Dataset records
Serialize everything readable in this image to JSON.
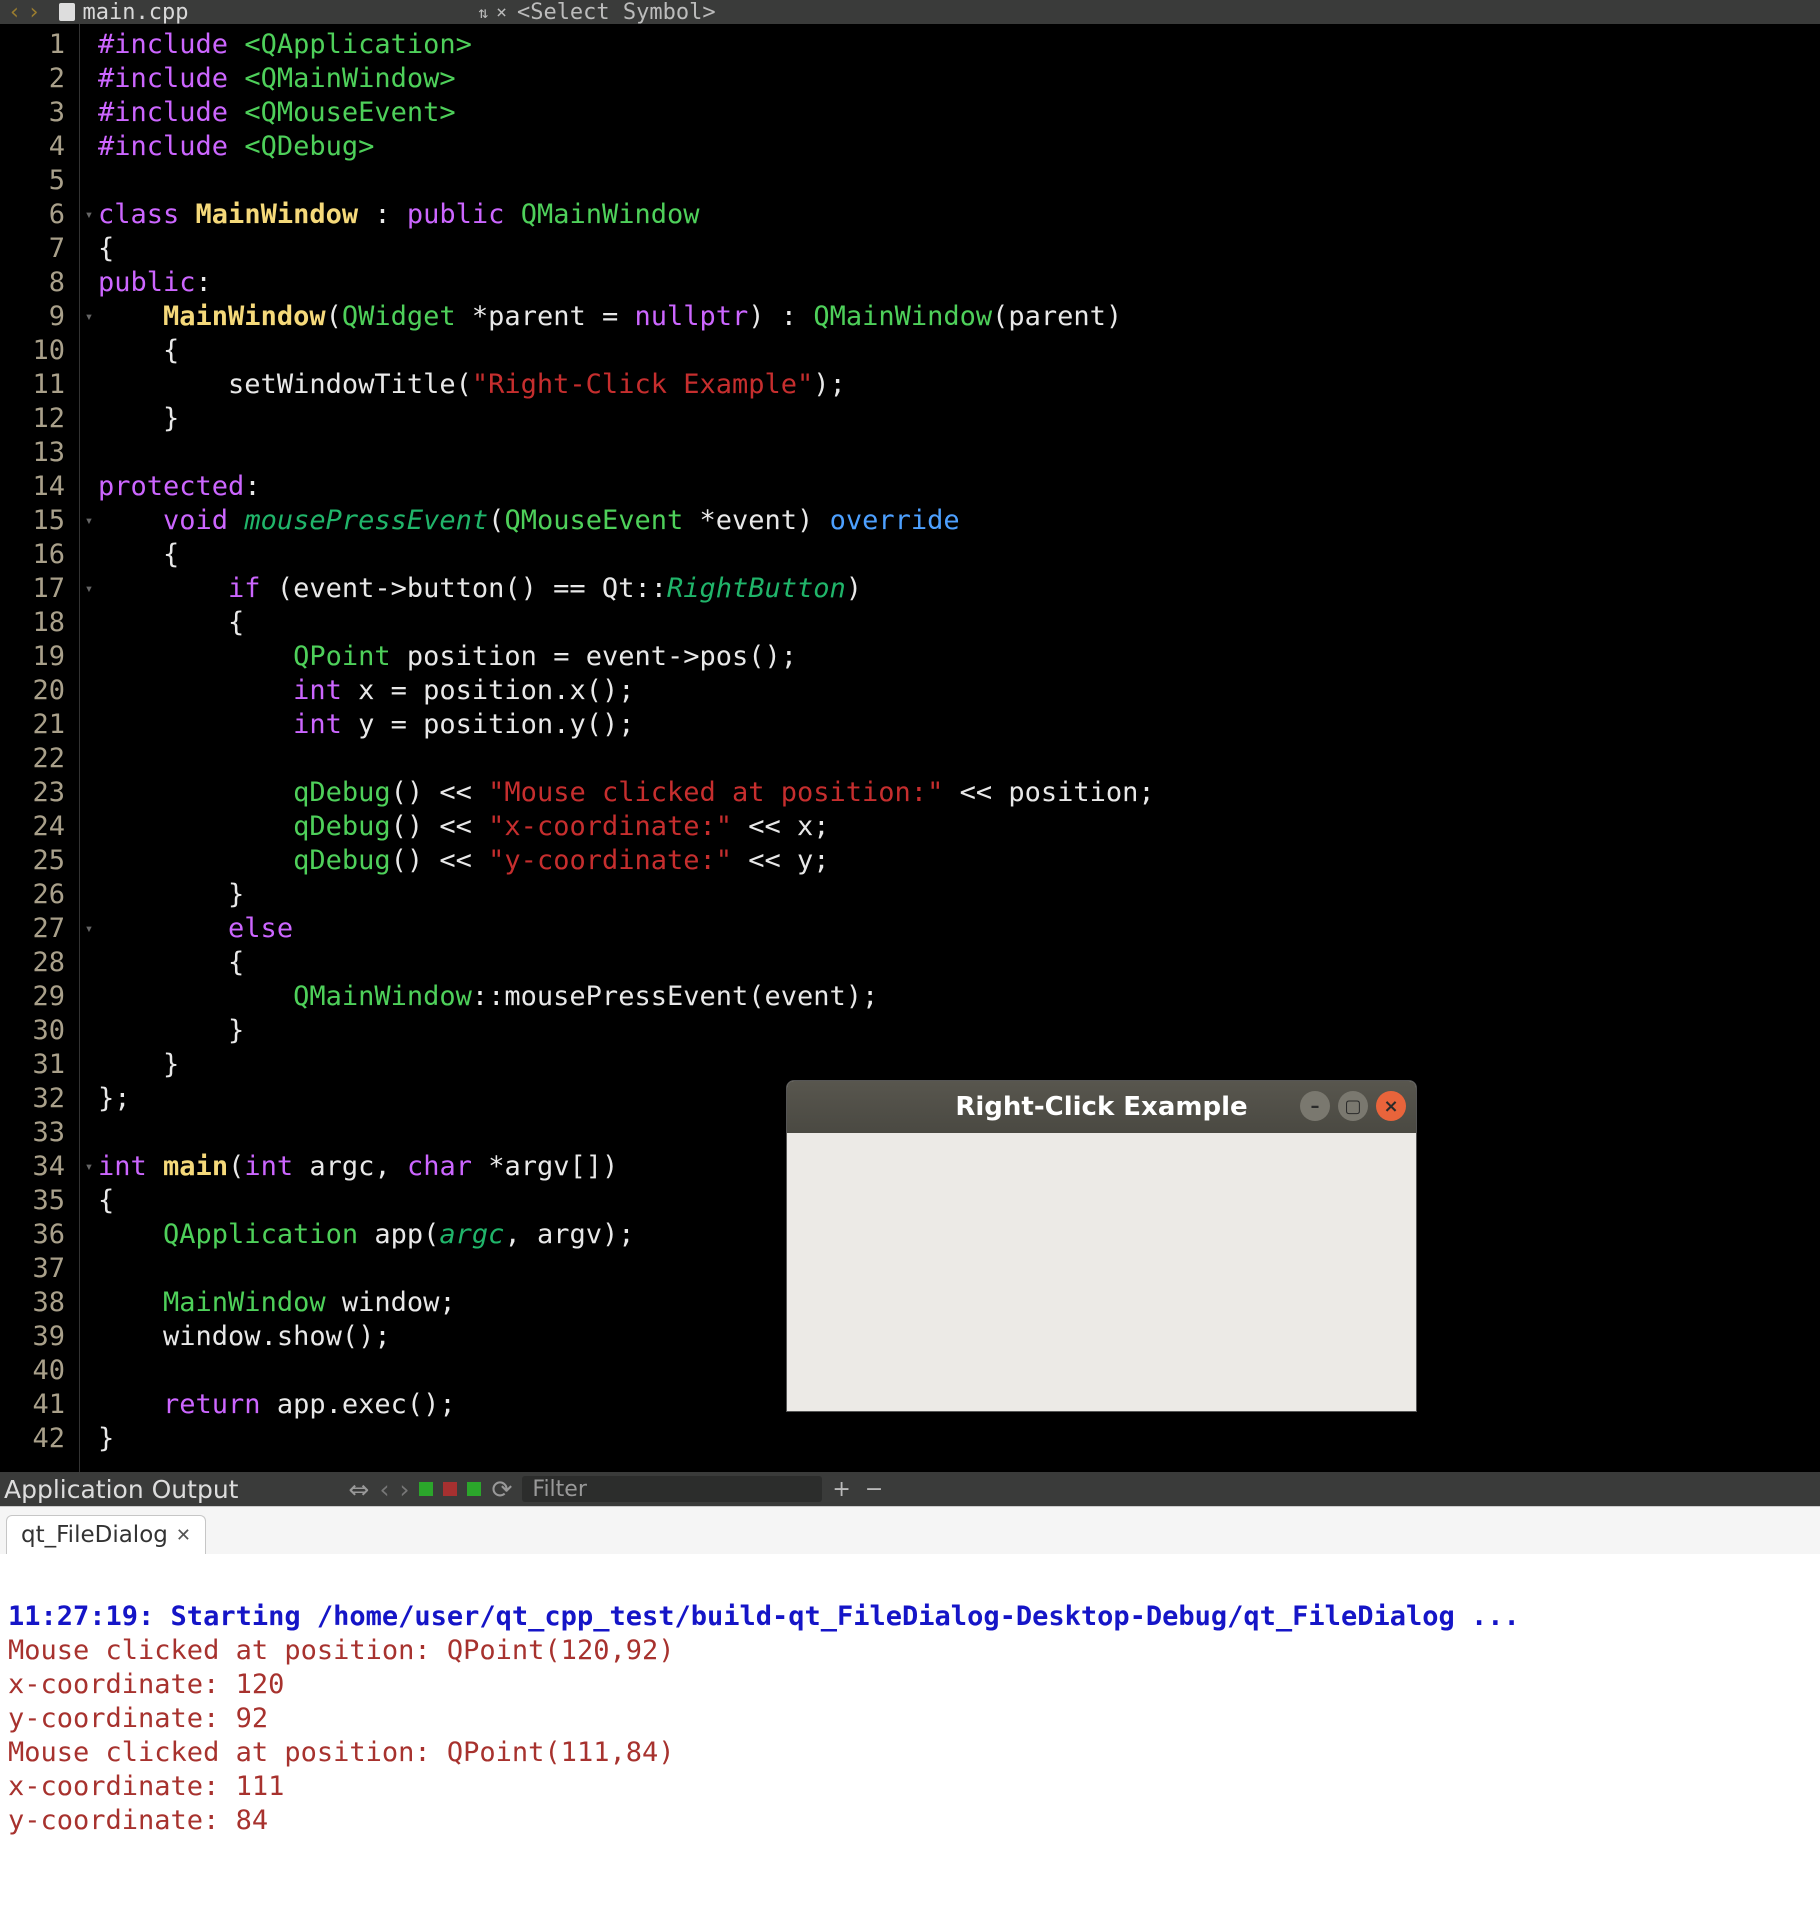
{
  "tabbar": {
    "file_name": "main.cpp",
    "symbol_selector": "<Select Symbol>"
  },
  "code": {
    "lines": [
      {
        "n": 1,
        "html": "<span class='kw-inc'>#include</span> <span class='hdr'>&lt;QApplication&gt;</span>"
      },
      {
        "n": 2,
        "html": "<span class='kw-inc'>#include</span> <span class='hdr'>&lt;QMainWindow&gt;</span>"
      },
      {
        "n": 3,
        "html": "<span class='kw-inc'>#include</span> <span class='hdr'>&lt;QMouseEvent&gt;</span>"
      },
      {
        "n": 4,
        "html": "<span class='kw-inc'>#include</span> <span class='hdr'>&lt;QDebug&gt;</span>"
      },
      {
        "n": 5,
        "html": ""
      },
      {
        "n": 6,
        "fold": "▾",
        "html": "<span class='kw-inc'>class</span> <span class='fname'>MainWindow</span> <span class='white'>:</span> <span class='kw-inc'>public</span> <span class='cls'>QMainWindow</span>"
      },
      {
        "n": 7,
        "html": "<span class='white'>{</span>"
      },
      {
        "n": 8,
        "html": "<span class='kw-inc'>public</span><span class='white'>:</span>"
      },
      {
        "n": 9,
        "fold": "▾",
        "html": "    <span class='fname'>MainWindow</span><span class='white'>(</span><span class='cls'>QWidget</span> <span class='white'>*parent = </span><span class='kw-inc'>nullptr</span><span class='white'>) : </span><span class='cls'>QMainWindow</span><span class='white'>(parent)</span>"
      },
      {
        "n": 10,
        "html": "    <span class='white'>{</span>"
      },
      {
        "n": 11,
        "html": "        <span class='white'>setWindowTitle(</span><span class='str'>\"Right-Click Example\"</span><span class='white'>);</span>"
      },
      {
        "n": 12,
        "html": "    <span class='white'>}</span>"
      },
      {
        "n": 13,
        "html": ""
      },
      {
        "n": 14,
        "html": "<span class='kw-inc'>protected</span><span class='white'>:</span>"
      },
      {
        "n": 15,
        "fold": "▾",
        "html": "    <span class='kw-inc'>void</span> <span class='ital'>mousePressEvent</span><span class='white'>(</span><span class='cls'>QMouseEvent</span> <span class='white'>*event) </span><span class='kw-blue'>override</span>"
      },
      {
        "n": 16,
        "html": "    <span class='white'>{</span>"
      },
      {
        "n": 17,
        "fold": "▾",
        "html": "        <span class='kw-inc'>if</span> <span class='white'>(event-&gt;button() == Qt::</span><span class='em'>RightButton</span><span class='white'>)</span>"
      },
      {
        "n": 18,
        "html": "        <span class='white'>{</span>"
      },
      {
        "n": 19,
        "html": "            <span class='cls'>QPoint</span> <span class='white'>position = event-&gt;pos();</span>"
      },
      {
        "n": 20,
        "html": "            <span class='kw-inc'>int</span> <span class='white'>x = position.x();</span>"
      },
      {
        "n": 21,
        "html": "            <span class='kw-inc'>int</span> <span class='white'>y = position.y();</span>"
      },
      {
        "n": 22,
        "html": ""
      },
      {
        "n": 23,
        "html": "            <span class='cls'>qDebug</span><span class='white'>() &lt;&lt; </span><span class='str'>\"Mouse clicked at position:\"</span><span class='white'> &lt;&lt; position;</span>"
      },
      {
        "n": 24,
        "html": "            <span class='cls'>qDebug</span><span class='white'>() &lt;&lt; </span><span class='str'>\"x-coordinate:\"</span><span class='white'> &lt;&lt; x;</span>"
      },
      {
        "n": 25,
        "html": "            <span class='cls'>qDebug</span><span class='white'>() &lt;&lt; </span><span class='str'>\"y-coordinate:\"</span><span class='white'> &lt;&lt; y;</span>"
      },
      {
        "n": 26,
        "html": "        <span class='white'>}</span>"
      },
      {
        "n": 27,
        "fold": "▾",
        "html": "        <span class='kw-inc'>else</span>"
      },
      {
        "n": 28,
        "html": "        <span class='white'>{</span>"
      },
      {
        "n": 29,
        "html": "            <span class='cls'>QMainWindow</span><span class='white'>::mousePressEvent(event);</span>"
      },
      {
        "n": 30,
        "html": "        <span class='white'>}</span>"
      },
      {
        "n": 31,
        "html": "    <span class='white'>}</span>"
      },
      {
        "n": 32,
        "html": "<span class='white'>};</span>"
      },
      {
        "n": 33,
        "html": ""
      },
      {
        "n": 34,
        "fold": "▾",
        "html": "<span class='kw-inc'>int</span> <span class='main'>main</span><span class='white'>(</span><span class='kw-inc'>int</span> <span class='white'>argc, </span><span class='kw-inc'>char</span> <span class='white'>*argv[])</span>"
      },
      {
        "n": 35,
        "html": "<span class='white'>{</span>"
      },
      {
        "n": 36,
        "html": "    <span class='cls'>QApplication</span> <span class='white'>app(</span><span class='ital'>argc</span><span class='white'>, argv);</span>"
      },
      {
        "n": 37,
        "html": ""
      },
      {
        "n": 38,
        "html": "    <span class='cls'>MainWindow</span> <span class='white'>window;</span>"
      },
      {
        "n": 39,
        "html": "    <span class='white'>window.show();</span>"
      },
      {
        "n": 40,
        "html": ""
      },
      {
        "n": 41,
        "html": "    <span class='kw-inc'>return</span> <span class='white'>app.exec();</span>"
      },
      {
        "n": 42,
        "html": "<span class='white'>}</span>"
      }
    ]
  },
  "appwin": {
    "title": "Right-Click Example"
  },
  "panel": {
    "title": "Application Output",
    "filter_placeholder": "Filter",
    "tab": "qt_FileDialog"
  },
  "output": {
    "start_line": "11:27:19: Starting /home/user/qt_cpp_test/build-qt_FileDialog-Desktop-Debug/qt_FileDialog ...",
    "lines": [
      "Mouse clicked at position: QPoint(120,92)",
      "x-coordinate: 120",
      "y-coordinate: 92",
      "Mouse clicked at position: QPoint(111,84)",
      "x-coordinate: 111",
      "y-coordinate: 84"
    ]
  }
}
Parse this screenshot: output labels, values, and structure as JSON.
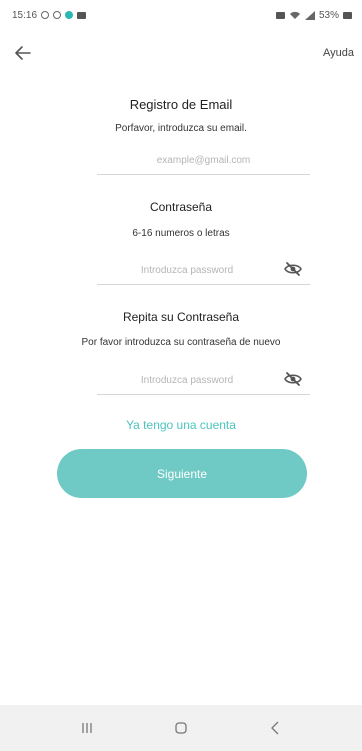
{
  "status_bar": {
    "time": "15:16",
    "right_text": "53%"
  },
  "top_bar": {
    "help_label": "Ayuda"
  },
  "form": {
    "title": "Registro de Email",
    "email_subtitle": "Porfavor, introduzca su email.",
    "email_placeholder": "example@gmail.com",
    "password_label": "Contraseña",
    "password_hint": "6-16 numeros o letras",
    "password_placeholder": "Introduzca password",
    "repeat_label": "Repita su Contraseña",
    "repeat_hint": "Por favor introduzca su contraseña de nuevo",
    "repeat_placeholder": "Introduzca password",
    "have_account": "Ya tengo una cuenta",
    "next_label": "Siguiente"
  },
  "colors": {
    "accent": "#4cc3bd",
    "button": "#6fcac5"
  }
}
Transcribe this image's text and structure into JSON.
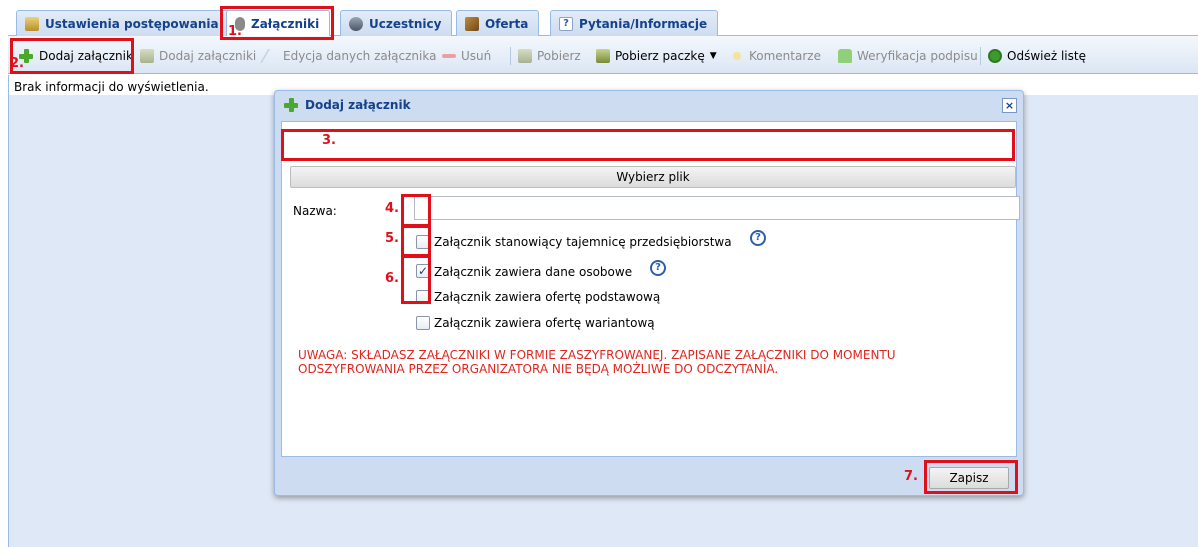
{
  "tabs": [
    {
      "label": "Ustawienia postępowania",
      "icon": "settings-icon"
    },
    {
      "label": "Załączniki",
      "icon": "paperclip-icon",
      "active": true
    },
    {
      "label": "Uczestnicy",
      "icon": "users-icon"
    },
    {
      "label": "Oferta",
      "icon": "gavel-icon"
    },
    {
      "label": "Pytania/Informacje",
      "icon": "question-icon"
    }
  ],
  "toolbar": {
    "add": "Dodaj załącznik",
    "add_many": "Dodaj załączniki",
    "edit": "Edycja danych załącznika",
    "remove": "Usuń",
    "download": "Pobierz",
    "download_pack": "Pobierz paczkę",
    "comments": "Komentarze",
    "verify": "Weryfikacja podpisu",
    "refresh": "Odśwież listę"
  },
  "grid": {
    "empty_text": "Brak informacji do wyświetlenia."
  },
  "dialog": {
    "title": "Dodaj załącznik",
    "close": "×",
    "file_button": "Wybierz plik",
    "name_label": "Nazwa:",
    "name_value": "",
    "checkboxes": [
      {
        "label": "Załącznik stanowiący tajemnicę przedsiębiorstwa",
        "checked": false
      },
      {
        "label": "Załącznik zawiera dane osobowe",
        "checked": true
      },
      {
        "label": "Załącznik zawiera ofertę podstawową",
        "checked": false
      },
      {
        "label": "Załącznik zawiera ofertę wariantową",
        "checked": false
      }
    ],
    "help_glyph": "?",
    "warning": "UWAGA: SKŁADASZ ZAŁĄCZNIKI W FORMIE ZASZYFROWANEJ. ZAPISANE ZAŁĄCZNIKI DO MOMENTU ODSZYFROWANIA PRZEZ ORGANIZATORA NIE BĘDĄ MOŻLIWE DO ODCZYTANIA.",
    "save": "Zapisz"
  },
  "annotations": {
    "n1": "1.",
    "n2": "2.",
    "n3": "3.",
    "n4": "4.",
    "n5": "5.",
    "n6": "6.",
    "n7": "7."
  },
  "colors": {
    "highlight": "#e0101a",
    "warning": "#e0261f",
    "accent": "#15428b"
  }
}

#### EXERCISE GOAL:
Take every line above carrying "this" and return it.

#### SOLVED PROBLEM:
Serialize everything readable in this image to JSON.
Parse this screenshot: output labels, values, and structure as JSON.
Transcribe this image's text and structure into JSON.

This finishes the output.